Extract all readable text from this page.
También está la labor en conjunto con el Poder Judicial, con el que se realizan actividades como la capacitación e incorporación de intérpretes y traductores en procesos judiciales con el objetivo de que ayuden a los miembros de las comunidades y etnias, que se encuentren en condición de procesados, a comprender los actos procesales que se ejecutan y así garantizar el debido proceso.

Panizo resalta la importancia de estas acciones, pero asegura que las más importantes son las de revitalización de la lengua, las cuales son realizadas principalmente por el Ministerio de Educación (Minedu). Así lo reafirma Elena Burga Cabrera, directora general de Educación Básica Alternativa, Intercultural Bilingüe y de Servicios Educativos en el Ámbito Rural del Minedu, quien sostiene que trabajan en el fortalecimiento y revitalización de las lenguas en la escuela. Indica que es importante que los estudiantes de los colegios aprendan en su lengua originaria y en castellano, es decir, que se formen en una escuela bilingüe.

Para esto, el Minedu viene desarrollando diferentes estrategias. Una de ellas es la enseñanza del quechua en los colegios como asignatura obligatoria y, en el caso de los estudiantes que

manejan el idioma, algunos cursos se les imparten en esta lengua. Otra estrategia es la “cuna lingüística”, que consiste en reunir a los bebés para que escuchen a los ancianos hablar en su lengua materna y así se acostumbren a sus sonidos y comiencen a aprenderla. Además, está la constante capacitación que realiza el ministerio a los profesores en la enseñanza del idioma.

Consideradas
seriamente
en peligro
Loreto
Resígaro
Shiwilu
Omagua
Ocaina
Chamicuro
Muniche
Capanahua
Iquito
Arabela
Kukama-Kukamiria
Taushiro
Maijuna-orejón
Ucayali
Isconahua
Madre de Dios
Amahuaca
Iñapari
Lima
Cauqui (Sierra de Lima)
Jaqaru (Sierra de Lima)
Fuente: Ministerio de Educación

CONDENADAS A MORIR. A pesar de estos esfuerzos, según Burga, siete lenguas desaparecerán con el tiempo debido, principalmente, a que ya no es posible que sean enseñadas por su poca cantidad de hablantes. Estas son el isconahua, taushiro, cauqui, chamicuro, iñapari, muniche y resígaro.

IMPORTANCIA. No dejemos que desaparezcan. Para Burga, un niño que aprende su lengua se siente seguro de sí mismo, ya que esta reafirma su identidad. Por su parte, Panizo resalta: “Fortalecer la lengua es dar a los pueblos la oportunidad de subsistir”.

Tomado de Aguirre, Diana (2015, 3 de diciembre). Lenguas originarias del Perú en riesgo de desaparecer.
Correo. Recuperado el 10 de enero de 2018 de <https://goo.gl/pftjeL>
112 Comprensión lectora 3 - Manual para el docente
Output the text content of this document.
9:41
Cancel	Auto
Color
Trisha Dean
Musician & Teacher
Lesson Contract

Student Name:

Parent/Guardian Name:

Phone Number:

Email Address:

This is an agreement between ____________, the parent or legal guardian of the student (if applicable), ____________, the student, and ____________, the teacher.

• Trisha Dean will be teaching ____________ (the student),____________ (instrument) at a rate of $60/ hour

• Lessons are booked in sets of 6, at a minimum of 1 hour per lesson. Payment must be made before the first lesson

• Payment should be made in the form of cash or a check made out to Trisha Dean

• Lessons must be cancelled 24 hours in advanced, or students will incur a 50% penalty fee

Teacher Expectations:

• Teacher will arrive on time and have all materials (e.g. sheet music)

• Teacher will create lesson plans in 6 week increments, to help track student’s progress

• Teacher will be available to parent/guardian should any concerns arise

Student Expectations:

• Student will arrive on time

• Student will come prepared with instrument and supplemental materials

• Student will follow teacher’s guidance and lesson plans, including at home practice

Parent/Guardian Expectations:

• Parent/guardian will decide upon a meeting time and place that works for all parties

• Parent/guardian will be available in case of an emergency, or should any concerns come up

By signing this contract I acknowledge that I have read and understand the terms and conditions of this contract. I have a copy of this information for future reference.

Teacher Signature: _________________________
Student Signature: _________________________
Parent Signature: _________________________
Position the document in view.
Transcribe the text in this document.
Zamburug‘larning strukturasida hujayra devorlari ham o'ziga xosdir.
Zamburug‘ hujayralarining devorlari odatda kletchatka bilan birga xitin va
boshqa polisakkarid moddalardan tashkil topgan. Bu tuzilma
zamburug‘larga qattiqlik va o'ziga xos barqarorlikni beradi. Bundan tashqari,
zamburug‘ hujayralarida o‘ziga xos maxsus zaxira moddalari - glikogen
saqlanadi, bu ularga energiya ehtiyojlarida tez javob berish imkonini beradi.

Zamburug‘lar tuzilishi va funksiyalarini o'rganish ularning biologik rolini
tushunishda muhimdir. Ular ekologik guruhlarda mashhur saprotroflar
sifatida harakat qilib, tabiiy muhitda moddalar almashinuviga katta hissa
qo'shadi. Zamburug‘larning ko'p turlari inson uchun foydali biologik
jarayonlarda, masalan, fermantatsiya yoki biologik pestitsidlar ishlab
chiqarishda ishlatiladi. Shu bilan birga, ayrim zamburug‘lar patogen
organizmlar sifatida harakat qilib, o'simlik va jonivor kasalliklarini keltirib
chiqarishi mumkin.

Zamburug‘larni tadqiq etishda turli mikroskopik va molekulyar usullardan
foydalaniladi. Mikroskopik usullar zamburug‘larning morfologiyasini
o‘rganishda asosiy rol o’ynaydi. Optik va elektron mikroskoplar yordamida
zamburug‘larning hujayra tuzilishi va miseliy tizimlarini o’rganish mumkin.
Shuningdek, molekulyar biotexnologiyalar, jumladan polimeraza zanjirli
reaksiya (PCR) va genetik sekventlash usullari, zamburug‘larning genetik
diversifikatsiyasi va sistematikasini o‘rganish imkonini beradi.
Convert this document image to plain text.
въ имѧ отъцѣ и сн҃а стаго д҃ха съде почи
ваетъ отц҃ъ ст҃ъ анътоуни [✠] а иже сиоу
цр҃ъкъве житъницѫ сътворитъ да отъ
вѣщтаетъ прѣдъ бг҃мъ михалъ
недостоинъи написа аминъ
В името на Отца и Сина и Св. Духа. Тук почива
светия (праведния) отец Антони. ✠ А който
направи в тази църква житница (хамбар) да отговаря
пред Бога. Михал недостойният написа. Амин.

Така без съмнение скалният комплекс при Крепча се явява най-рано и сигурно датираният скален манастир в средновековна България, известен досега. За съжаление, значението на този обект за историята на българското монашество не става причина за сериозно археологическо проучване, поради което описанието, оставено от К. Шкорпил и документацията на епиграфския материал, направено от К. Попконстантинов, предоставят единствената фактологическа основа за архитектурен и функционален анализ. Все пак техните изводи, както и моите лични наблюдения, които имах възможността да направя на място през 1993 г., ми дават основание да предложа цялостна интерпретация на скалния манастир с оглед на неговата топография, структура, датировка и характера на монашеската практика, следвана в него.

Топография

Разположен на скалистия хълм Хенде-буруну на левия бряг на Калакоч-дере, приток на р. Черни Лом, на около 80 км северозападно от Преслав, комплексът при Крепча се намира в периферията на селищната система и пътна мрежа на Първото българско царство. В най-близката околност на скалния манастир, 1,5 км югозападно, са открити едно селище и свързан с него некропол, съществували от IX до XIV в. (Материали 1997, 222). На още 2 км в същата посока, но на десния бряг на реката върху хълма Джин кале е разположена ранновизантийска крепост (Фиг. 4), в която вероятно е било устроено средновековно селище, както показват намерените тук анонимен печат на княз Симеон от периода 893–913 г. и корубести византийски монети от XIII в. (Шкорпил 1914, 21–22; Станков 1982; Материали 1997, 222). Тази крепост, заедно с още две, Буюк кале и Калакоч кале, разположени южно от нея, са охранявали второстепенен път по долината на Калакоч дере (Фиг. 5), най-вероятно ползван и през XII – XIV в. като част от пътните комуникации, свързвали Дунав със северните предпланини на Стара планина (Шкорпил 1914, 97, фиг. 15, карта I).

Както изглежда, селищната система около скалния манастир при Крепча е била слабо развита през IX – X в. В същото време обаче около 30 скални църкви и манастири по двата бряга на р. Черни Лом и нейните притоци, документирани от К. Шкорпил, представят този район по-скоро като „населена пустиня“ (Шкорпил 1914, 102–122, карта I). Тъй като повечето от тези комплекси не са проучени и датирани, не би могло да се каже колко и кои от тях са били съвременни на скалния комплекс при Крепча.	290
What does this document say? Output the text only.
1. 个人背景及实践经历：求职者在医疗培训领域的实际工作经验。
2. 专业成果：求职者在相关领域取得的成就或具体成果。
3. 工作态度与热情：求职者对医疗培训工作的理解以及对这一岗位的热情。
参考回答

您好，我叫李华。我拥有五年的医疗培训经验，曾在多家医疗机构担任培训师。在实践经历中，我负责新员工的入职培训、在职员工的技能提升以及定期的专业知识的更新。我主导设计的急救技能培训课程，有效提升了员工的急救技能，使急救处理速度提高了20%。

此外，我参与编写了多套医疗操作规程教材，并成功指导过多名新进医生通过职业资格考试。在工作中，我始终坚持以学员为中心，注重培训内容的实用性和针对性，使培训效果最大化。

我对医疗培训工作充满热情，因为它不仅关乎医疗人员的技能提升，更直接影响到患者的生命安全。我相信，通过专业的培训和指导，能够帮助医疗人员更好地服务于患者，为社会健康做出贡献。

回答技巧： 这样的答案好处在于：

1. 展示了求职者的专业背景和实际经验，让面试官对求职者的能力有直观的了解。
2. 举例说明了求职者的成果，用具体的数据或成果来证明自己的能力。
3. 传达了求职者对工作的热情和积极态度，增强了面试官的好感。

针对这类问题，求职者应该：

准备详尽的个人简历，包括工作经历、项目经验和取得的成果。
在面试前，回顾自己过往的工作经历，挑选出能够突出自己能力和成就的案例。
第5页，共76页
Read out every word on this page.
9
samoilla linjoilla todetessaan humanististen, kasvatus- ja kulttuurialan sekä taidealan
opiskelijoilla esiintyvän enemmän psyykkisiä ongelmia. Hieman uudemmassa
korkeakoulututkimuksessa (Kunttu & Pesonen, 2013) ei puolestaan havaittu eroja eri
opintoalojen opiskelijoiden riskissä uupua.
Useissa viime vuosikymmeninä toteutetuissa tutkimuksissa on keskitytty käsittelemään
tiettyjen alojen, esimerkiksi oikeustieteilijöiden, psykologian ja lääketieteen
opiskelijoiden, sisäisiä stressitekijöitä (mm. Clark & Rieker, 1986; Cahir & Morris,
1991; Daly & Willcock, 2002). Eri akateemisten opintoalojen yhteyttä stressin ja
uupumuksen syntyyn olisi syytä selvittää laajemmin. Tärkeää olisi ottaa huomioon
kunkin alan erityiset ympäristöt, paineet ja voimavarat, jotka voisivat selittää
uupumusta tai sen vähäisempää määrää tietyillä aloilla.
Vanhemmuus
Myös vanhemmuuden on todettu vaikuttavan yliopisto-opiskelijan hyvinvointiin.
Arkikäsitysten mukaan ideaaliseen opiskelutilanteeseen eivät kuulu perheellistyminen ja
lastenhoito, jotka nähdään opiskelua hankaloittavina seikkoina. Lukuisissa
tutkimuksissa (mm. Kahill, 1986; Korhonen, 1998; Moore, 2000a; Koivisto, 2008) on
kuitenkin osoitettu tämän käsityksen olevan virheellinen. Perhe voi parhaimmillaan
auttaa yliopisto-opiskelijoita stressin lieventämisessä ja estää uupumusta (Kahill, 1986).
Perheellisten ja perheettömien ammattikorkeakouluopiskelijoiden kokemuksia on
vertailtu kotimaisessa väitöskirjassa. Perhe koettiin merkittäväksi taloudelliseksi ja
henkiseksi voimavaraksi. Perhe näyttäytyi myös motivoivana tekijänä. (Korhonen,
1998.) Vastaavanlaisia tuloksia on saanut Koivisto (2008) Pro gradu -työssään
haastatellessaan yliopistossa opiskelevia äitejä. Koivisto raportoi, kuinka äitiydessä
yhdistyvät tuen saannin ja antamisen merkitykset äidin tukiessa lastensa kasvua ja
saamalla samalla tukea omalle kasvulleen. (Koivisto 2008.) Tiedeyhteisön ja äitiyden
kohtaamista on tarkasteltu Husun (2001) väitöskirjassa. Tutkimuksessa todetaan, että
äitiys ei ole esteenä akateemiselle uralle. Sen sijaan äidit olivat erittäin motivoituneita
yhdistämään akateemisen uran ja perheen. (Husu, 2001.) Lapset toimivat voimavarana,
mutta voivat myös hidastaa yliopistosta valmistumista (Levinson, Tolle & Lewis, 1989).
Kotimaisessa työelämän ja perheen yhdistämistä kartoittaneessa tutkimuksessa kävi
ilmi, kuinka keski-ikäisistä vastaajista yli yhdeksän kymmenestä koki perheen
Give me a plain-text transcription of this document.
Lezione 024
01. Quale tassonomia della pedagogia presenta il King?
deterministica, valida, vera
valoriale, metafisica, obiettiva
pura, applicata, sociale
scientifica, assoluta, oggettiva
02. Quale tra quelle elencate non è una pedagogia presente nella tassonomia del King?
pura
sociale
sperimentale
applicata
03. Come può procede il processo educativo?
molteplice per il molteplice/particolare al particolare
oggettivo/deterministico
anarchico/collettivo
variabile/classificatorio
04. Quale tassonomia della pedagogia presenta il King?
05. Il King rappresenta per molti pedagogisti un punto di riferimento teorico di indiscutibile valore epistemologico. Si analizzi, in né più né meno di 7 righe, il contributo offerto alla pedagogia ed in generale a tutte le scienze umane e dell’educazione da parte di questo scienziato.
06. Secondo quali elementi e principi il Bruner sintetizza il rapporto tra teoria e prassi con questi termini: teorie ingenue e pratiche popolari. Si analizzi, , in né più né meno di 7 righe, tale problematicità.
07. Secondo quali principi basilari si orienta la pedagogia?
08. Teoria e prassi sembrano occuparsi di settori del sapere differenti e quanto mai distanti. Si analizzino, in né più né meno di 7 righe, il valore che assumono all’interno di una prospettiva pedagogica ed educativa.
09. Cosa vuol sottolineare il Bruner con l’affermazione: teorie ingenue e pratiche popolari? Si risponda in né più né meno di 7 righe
....
- [Set task]:
Where a line above contains the word "карта", copy that line.

- [Reply]:
Разположен на скалистия хълм Хенде-буруну на левия бряг на Калакоч-дере, приток на р. Черни Лом, на около 80 км северозападно от Преслав, комплексът при Крепча се намира в периферията на селищната система и пътна мрежа на Първото българско царство. В най-близката околност на скалния манастир, 1,5 км югозападно, са открити едно селище и свързан с него некропол, съществували от IX до XIV в. (Материали 1997, 222). На още 2 км в същата посока, но на десния бряг на реката върху хълма Джин кале е разположена ранновизантийска крепост (Фиг. 4), в която вероятно е било устроено средновековно селище, както показват намерените тук анонимен печат на княз Симеон от периода 893–913 г. и корубести византийски монети от XIII в. (Шкорпил 1914, 21–22; Станков 1982; Материали 1997, 222). Тази крепост, заедно с още две, Буюк кале и Калакоч кале, разположени южно от нея, са охранявали второстепенен път по долината на Калакоч дере (Фиг. 5), най-вероятно ползван и през XII – XIV в. като част от пътните комуникации, свързвали Дунав със северните предпланини на Стара планина (Шкорпил 1914, 97, фиг. 15, карта I).
Както изглежда, селищната система около скалния манастир при Крепча е била слабо развита през IX – X в. В същото време обаче около 30 скални църкви и манастири по двата бряга на р. Черни Лом и нейните притоци, документирани от К. Шкорпил, представят този район по-скоро като „населена пустиня“ (Шкорпил 1914, 102–122, карта I). Тъй като повечето от тези комплекси не са проучени и датирани, не би могло да се каже колко и кои от тях са били съвременни на скалния комплекс при Крепча.	290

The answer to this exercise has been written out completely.